Write out every entry word for word.

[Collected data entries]
+++
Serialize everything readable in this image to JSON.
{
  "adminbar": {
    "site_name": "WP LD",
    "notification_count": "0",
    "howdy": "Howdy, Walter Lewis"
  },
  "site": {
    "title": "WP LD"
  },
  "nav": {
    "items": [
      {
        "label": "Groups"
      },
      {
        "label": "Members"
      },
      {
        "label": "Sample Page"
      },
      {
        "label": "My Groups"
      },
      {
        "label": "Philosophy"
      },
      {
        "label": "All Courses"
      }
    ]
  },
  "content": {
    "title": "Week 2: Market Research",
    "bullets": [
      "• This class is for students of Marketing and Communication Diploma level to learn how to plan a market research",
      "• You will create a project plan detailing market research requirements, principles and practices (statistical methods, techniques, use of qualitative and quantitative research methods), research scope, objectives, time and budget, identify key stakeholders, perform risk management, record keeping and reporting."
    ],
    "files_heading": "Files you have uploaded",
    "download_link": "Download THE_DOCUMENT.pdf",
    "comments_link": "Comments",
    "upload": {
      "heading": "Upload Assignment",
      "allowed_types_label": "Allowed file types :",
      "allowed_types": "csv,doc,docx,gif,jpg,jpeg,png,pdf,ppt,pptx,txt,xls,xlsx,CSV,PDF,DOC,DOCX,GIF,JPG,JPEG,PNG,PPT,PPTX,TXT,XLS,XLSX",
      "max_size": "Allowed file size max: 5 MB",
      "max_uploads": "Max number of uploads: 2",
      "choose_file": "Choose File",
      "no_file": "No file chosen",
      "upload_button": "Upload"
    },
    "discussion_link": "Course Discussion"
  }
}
+++
- _RESULT OF THE TASK_
Serialize everything readable in this image to JSON.
{
  "adminbar": {
    "site_name": "WP LD",
    "notification_count": "0",
    "howdy": "Howdy, Walter Lewis"
  },
  "site": {
    "title": "WP LD"
  },
  "nav": {
    "items": [
      {
        "label": "Groups"
      },
      {
        "label": "Members"
      },
      {
        "label": "Sample Page"
      },
      {
        "label": "My Groups"
      },
      {
        "label": "Philosophy"
      },
      {
        "label": "All Courses"
      }
    ]
  },
  "content": {
    "title": "Week 2: Market Research",
    "bullets": [
      "• This class is for students of Marketing and Communication Diploma level to learn how to plan a market research",
      "• You will create a project plan detailing market research requirements, principles and practices (statistical methods, techniques, use of qualitative and quantitative research methods), research scope, objectives, time and budget, identify key stakeholders, perform risk management, record keeping and reporting."
    ],
    "files_heading": "Files you have uploaded",
    "download_link": "Download THE_DOCUMENT.pdf",
    "comments_link": "Comments",
    "upload": {
      "heading": "Upload Assignment",
      "allowed_types_label": "Allowed file types :",
      "allowed_types": "csv,doc,docx,gif,jpg,jpeg,png,pdf,ppt,pptx,txt,xls,xlsx,CSV,PDF,DOC,DOCX,GIF,JPG,JPEG,PNG,PPT,PPTX,TXT,XLS,XLSX",
      "max_size": "Allowed file size max: 5 MB",
      "max_uploads": "Max number of uploads: 2",
      "choose_file": "Choose File",
      "no_file": "No file chosen",
      "upload_button": "Upload"
    },
    "discussion_link": "Course Discussion"
  }
}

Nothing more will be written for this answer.